## begin Extract provided
Reputation: 53
I have created API for User and i need to include version number for this API in response. Is it good way or should we just follow version number in request ?
Upvotes: 2
Views: 4815
Reputation: 1293
See REST API Versioning (restfulapi.net/versioning/) :
URI Versioning
Using the URI is the most straightforward approach (and most commonly used as well) though it does violate the principle that a URI should refer to a unique resource. You are also guaranteed to break client integration when a version is updated.
e.g.
http://api.example.com/v1 http://apiv1.example.com
The version need not be numeric, nor specified using the “v[x]” syntax. Alternatives include dates, project names, seasons or other identifiers that are meaningful enough to the team producing the APIs and flexible enough to change as the versions change.
Versioning using Custom Request Header A custom header (e.g.
Accept-version) allows you to preserve your URIs between versions though it is effectively a duplicate of the content negotiation behavior implemented by the existing Accept header.
e.g.
## end Extract provided
## begin Recorded information
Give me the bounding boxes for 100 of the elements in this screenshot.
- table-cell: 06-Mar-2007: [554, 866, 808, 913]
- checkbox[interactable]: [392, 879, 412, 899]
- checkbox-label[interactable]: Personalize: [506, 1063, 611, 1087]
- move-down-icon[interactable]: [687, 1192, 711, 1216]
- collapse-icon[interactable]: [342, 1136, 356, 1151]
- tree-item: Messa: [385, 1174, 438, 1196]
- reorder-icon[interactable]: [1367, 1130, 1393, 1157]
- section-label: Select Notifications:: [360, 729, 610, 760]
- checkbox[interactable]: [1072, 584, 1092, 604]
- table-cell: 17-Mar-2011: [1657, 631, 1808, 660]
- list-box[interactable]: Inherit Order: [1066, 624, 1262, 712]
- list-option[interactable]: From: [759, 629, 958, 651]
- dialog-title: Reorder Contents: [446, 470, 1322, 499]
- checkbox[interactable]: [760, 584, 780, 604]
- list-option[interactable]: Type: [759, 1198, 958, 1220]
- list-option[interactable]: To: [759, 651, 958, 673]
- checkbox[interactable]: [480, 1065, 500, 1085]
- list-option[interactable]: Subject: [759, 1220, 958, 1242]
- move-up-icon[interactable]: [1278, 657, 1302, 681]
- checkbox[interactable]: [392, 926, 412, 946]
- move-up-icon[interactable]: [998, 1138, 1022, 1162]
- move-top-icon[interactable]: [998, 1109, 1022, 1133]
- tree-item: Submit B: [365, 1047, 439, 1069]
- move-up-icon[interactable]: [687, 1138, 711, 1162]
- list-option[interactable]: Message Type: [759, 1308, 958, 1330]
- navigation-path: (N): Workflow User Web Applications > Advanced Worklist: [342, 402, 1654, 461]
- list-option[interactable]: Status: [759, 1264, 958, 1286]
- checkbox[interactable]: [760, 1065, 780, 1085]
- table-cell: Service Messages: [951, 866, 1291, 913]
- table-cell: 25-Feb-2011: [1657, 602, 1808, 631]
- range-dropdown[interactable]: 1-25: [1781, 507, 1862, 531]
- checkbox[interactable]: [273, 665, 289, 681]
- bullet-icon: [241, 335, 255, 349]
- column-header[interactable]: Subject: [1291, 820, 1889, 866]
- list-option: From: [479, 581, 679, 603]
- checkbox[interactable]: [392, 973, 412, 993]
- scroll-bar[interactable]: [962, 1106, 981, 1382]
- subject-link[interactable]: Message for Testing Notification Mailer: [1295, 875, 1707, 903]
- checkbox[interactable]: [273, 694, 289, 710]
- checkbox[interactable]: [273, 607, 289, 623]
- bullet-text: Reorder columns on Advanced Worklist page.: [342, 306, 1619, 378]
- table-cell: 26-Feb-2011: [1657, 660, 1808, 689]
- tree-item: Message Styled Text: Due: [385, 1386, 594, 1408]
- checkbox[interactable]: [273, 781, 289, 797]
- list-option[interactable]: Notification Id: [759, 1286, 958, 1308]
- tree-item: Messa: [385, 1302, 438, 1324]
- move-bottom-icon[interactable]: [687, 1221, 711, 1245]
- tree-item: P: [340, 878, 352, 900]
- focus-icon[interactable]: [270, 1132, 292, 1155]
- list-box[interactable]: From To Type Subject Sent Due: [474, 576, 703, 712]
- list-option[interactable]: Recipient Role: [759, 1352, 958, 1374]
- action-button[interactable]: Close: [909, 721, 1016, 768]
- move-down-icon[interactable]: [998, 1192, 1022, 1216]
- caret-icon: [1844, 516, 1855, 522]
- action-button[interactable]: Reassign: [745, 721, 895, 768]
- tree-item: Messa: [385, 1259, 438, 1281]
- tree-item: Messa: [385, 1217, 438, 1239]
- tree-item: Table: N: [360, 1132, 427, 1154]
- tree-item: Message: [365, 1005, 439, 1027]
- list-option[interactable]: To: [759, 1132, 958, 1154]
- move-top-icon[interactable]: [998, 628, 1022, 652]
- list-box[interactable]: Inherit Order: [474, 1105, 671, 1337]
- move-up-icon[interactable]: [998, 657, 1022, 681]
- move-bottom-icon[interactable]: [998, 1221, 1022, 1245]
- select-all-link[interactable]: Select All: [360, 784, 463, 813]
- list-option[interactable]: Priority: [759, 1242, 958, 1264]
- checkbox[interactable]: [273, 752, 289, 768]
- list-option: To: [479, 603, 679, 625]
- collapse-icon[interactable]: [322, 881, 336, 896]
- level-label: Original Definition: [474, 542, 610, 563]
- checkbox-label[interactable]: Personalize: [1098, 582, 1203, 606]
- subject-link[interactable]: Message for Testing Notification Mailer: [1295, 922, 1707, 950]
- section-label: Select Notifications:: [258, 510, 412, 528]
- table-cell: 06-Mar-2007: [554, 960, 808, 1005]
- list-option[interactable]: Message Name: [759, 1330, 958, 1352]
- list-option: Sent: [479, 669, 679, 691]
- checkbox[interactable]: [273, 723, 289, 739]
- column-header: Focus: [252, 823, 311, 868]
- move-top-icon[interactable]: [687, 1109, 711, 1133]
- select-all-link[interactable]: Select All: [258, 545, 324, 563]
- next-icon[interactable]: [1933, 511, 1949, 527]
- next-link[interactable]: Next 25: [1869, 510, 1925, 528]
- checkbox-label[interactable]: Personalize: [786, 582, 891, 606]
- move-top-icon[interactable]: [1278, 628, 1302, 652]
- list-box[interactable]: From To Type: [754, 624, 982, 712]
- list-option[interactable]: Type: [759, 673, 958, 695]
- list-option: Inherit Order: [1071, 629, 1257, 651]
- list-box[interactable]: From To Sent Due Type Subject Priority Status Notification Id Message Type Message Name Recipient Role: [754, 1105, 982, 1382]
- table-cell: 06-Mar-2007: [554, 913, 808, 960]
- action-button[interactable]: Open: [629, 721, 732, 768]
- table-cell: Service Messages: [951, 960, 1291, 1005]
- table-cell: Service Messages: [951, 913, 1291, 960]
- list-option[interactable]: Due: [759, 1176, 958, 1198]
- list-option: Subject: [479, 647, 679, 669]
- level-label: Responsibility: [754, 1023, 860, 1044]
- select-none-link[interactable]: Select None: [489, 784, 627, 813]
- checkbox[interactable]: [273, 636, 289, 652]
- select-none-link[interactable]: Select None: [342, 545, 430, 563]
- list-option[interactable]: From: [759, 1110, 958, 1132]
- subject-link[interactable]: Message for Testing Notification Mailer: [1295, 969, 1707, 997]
## end Recorded information
**Task objective:** According to the API versioning post, which principle does URI versioning violate? The listing comes from a different source than the text.

**Result of this exercise:** The principle that a URI should refer to a unique resource.